§ Verilen metin
____

Devlet, Armenak Bakırcıyan’ın mezarına bir kez daha saldırma kararı almış… Devleti Armenak’a karşı daha saldırgan kılan, komünist olmasıyla birlikte Ermeni milliyetinden olmasıdır. Bunun sonucu olarak Armenak’ın ölüsüne bile saldırmıştır, saldırmaya da devam ediyor. Nitekim Armenak yoldaşın mezarına bir kez daha saldırdı. Mezarı ve anıtı bir kez daha parçalandı. Devrim şehidi mertebesine ulaşmış yoldaşın mezarlığına yine tahammül edemedi…
Daha önce yoldaşın mezarına yapılan saldırılarla cesedin tüm parçaları mezar dışına fırlatılmıştı. Her saldırı sonrası yöre halkı Armenak’a sahip çıkmış, paramparça edilen kemiklerini toplayarak yeniden mezarlığa göm-müştür. En son Ermeni Soykırımı’nın 100. yılı anısına yapılan anıtın açılışında, 26 Nisan 2016 tarihinde yeniden anılmıştır. Dersim’in Nazımiye ilçesinde Pembelik Baraj Gölü kıyısında yapılan anmayla Armenak ve diğer Ermeni asıllı devrim şehitlerine bir kez daha sahip çıkılmıştı. Bu anmaya çevre halkı ve devrimci ve demokrat güçler kalabalık bir katılımla yerlerini almışlardır.
Bu anmayı içlerine yine sindiremeyen resmi güçler ve gerici-şoven kesim, yine geçirdikleri travmayla Armenak Bakırcıyan’ın mezarına yaptıkları saldırı furyasını devam ettirdiler.

____

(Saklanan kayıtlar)
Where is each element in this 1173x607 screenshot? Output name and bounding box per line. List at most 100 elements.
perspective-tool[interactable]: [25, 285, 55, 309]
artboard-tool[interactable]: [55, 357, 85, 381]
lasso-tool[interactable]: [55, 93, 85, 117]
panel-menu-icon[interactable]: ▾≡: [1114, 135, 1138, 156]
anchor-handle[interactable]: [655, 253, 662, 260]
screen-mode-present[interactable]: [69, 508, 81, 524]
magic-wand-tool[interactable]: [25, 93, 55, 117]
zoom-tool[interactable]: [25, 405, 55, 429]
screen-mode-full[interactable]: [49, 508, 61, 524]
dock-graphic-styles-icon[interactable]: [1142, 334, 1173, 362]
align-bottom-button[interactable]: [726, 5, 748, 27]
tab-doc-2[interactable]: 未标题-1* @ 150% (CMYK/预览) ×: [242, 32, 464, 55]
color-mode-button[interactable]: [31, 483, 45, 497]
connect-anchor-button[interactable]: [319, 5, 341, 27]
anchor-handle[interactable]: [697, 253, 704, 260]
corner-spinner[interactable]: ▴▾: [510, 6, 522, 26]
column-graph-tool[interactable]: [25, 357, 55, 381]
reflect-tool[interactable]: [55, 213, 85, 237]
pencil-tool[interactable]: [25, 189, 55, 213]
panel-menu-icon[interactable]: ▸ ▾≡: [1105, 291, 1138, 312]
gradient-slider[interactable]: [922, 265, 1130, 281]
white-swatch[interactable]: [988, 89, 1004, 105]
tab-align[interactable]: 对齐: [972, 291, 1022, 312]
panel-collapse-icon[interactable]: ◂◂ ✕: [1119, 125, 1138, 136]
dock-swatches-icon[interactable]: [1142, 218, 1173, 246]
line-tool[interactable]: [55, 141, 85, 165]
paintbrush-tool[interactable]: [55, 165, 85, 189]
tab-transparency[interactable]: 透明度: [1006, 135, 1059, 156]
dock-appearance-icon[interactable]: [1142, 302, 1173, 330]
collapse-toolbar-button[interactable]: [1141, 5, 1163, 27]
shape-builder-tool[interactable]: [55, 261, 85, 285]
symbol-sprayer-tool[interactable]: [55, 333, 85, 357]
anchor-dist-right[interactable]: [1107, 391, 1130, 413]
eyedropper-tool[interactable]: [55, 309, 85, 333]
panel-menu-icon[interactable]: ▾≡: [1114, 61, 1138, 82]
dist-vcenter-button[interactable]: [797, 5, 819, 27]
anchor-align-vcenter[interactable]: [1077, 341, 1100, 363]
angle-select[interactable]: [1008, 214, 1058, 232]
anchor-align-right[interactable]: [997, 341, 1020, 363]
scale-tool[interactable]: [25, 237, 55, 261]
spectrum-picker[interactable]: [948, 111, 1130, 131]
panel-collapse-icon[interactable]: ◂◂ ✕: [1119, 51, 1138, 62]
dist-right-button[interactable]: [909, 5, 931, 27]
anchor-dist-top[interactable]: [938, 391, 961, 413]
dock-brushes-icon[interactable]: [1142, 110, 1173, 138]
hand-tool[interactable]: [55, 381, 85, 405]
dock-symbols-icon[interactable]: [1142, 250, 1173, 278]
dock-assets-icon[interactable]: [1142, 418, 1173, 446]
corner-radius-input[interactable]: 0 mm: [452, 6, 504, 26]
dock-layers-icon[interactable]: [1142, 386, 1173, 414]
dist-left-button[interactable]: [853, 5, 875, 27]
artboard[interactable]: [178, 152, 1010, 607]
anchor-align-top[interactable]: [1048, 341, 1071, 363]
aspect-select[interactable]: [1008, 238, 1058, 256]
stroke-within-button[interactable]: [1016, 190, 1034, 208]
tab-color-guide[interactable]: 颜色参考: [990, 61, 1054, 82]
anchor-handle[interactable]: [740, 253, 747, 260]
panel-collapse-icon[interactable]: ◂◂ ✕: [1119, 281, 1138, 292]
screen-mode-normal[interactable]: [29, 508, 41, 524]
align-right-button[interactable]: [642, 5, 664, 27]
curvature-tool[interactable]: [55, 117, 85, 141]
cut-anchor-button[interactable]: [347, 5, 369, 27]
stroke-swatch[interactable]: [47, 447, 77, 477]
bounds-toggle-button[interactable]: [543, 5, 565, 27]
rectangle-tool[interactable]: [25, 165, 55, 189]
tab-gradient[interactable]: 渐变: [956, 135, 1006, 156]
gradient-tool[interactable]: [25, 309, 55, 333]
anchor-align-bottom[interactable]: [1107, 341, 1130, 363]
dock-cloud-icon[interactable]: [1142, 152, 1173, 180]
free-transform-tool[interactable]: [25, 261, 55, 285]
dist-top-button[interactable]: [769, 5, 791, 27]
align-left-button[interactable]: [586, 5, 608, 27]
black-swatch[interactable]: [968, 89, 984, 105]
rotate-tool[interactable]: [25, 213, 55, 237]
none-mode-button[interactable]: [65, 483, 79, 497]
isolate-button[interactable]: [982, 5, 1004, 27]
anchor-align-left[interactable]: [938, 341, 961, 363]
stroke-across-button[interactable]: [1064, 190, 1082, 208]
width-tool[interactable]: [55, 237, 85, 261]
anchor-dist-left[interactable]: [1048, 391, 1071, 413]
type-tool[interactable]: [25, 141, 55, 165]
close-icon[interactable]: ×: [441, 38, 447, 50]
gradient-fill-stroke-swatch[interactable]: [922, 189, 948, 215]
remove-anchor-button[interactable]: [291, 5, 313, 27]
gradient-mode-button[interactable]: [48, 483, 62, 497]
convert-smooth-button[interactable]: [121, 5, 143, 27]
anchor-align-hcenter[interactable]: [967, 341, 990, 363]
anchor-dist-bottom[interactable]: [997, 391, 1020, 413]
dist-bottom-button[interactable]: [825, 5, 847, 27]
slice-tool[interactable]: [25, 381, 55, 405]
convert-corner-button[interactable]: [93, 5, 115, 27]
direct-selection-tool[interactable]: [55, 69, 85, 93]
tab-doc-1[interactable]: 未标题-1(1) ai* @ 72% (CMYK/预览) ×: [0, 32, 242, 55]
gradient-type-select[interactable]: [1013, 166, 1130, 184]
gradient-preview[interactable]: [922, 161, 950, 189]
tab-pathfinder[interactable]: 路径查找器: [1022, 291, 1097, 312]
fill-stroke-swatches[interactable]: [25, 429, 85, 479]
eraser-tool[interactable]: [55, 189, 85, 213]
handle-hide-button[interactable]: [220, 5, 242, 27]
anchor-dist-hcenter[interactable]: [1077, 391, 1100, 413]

____

§ Çözülecek soru
Armenak Bakırcıyan'ın mezarına dair metne göre lütfen şu soruları yanıtlayın:
1. Metne göre devleti Armenak'a karşı daha saldırgan kılan nedir?
2. Ermeni Soykırımı'nın 100. yılı anısına yapılan anıtın açılışındaki anma hangi tarihte yapıldı?
3. Bu anma nerede gerçekleştirildi?
Bu malzeme, metinden ayrı tutulmuştur.

§ Alıştırmanın çözümü
1. Komünist olmasıyla birlikte Ermeni milliyetinden olması.
2. 26 Nisan 2016.
3. Dersim'in Nazımiye ilçesinde, Pembelik Baraj Gölü kıyısında.